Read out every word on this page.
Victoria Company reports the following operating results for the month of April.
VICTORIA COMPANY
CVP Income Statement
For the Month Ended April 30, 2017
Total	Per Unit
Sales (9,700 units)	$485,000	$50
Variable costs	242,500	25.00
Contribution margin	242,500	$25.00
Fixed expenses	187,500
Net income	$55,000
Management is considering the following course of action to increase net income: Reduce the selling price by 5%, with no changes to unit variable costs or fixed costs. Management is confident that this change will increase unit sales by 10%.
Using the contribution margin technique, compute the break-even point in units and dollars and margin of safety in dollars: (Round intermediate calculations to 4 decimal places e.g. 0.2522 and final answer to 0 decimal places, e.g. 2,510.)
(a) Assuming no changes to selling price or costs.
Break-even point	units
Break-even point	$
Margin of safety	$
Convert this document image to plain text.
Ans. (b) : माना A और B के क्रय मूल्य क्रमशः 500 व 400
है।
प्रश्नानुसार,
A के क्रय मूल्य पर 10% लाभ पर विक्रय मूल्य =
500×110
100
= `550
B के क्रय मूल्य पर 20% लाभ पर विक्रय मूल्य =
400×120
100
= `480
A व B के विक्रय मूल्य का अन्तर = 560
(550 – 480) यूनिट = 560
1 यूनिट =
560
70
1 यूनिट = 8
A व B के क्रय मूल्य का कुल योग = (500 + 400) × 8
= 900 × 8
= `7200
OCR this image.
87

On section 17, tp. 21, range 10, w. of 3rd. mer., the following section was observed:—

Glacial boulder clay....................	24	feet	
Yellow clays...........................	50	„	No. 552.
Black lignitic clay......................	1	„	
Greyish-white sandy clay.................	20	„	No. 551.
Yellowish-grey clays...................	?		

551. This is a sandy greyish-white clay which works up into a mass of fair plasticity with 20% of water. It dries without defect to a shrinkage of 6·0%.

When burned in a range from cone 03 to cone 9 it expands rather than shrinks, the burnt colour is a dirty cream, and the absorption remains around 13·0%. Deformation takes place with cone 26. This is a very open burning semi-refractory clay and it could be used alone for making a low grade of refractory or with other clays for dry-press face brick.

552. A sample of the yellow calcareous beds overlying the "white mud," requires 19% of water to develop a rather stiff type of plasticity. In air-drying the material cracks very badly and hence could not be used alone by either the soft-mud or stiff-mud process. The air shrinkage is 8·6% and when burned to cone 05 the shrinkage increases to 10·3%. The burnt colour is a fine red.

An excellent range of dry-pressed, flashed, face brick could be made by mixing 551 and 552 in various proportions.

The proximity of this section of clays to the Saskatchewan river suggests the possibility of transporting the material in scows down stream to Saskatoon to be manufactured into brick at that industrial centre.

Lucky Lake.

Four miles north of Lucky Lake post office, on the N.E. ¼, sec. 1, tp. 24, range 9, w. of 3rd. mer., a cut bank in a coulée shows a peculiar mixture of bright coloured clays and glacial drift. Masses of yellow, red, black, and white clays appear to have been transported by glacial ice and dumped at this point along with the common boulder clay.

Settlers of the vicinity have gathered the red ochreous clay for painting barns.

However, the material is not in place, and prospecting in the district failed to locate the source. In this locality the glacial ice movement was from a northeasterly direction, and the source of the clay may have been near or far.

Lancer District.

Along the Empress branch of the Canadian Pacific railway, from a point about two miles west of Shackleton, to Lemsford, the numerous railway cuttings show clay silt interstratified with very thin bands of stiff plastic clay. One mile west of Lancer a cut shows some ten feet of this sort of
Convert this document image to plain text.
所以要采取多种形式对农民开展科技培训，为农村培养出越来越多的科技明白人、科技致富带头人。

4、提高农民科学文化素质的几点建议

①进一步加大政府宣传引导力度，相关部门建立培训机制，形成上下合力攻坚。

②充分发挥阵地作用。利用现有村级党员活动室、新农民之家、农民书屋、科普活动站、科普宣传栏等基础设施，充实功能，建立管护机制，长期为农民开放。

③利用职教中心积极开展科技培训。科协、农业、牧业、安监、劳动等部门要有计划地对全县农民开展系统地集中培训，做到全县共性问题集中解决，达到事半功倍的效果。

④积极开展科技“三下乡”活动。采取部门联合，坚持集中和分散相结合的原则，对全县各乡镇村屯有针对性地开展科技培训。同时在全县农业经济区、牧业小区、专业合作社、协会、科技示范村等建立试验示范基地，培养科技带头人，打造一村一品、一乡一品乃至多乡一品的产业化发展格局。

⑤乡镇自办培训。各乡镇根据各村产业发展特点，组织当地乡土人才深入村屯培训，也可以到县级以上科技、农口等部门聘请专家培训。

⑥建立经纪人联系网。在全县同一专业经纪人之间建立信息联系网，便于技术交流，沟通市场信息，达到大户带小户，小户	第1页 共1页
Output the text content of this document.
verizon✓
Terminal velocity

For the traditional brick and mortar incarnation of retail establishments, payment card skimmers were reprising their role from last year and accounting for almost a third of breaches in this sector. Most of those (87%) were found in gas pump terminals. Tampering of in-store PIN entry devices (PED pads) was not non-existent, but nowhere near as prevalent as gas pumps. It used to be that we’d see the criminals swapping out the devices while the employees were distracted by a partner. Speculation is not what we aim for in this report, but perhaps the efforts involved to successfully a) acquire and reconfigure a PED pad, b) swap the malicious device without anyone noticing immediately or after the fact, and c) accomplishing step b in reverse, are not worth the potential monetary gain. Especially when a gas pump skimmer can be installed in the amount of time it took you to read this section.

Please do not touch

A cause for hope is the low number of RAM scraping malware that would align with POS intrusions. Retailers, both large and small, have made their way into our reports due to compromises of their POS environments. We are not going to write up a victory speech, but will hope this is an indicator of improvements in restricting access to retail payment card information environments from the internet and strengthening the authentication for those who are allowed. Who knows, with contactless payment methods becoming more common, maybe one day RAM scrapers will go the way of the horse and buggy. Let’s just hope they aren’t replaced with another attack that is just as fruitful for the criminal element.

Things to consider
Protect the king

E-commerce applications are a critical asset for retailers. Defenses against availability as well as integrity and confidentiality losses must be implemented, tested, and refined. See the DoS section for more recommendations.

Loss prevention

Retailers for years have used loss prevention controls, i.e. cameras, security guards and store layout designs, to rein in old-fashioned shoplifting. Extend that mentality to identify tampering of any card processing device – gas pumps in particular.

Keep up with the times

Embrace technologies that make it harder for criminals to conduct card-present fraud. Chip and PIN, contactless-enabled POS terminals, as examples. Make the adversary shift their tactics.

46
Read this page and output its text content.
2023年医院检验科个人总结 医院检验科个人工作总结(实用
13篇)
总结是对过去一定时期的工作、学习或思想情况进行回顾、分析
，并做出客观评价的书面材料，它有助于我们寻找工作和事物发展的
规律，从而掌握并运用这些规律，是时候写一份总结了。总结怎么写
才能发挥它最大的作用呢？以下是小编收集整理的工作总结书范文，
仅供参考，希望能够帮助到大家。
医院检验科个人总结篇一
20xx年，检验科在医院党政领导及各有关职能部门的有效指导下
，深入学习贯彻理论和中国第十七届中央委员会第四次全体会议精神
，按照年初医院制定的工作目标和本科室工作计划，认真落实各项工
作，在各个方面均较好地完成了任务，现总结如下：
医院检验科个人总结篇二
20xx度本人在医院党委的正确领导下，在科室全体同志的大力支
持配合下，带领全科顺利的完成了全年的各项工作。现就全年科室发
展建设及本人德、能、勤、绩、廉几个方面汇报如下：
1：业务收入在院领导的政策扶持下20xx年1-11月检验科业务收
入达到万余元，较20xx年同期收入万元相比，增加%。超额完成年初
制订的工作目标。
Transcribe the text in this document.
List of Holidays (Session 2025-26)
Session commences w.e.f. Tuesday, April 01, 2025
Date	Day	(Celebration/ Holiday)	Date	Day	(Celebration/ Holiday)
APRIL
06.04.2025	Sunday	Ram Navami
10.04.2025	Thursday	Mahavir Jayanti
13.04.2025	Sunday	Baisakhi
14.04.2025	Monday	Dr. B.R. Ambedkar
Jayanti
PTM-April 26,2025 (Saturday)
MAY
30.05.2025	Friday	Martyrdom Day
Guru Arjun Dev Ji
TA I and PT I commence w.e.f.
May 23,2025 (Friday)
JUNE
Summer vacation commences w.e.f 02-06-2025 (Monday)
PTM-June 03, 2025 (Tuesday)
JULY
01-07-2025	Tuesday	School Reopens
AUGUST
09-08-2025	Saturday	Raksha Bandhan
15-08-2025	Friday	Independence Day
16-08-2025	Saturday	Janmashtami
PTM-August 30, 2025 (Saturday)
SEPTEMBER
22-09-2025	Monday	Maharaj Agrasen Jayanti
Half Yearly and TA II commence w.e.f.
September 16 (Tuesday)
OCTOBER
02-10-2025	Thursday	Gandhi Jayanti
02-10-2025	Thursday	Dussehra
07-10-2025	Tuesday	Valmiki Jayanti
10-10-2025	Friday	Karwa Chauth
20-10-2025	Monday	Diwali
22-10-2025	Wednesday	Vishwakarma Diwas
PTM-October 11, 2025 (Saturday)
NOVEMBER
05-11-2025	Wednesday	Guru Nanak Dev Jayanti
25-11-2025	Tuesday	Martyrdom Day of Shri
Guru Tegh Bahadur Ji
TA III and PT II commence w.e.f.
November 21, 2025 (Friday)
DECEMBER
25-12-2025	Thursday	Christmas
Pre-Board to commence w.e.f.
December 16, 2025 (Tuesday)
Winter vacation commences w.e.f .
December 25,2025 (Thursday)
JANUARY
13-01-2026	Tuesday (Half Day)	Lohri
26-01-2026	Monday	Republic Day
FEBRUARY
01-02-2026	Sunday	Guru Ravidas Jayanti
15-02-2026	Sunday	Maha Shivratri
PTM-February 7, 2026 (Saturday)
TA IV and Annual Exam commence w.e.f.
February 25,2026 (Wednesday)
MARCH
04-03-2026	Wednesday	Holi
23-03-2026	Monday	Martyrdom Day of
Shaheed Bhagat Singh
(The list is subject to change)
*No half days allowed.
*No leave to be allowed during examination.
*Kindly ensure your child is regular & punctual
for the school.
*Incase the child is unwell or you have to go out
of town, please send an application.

----

Which lines contain the word "shrinkage"? Return each of them.

551. This is a sandy greyish-white clay which works up into a mass of fair plasticity with 20% of water. It dries without defect to a shrinkage of 6·0%.
552. A sample of the yellow calcareous beds overlying the "white mud," requires 19% of water to develop a rather stiff type of plasticity. In air-drying the material cracks very badly and hence could not be used alone by either the soft-mud or stiff-mud process. The air shrinkage is 8·6% and when burned to cone 05 the shrinkage increases to 10·3%. The burnt colour is a fine red.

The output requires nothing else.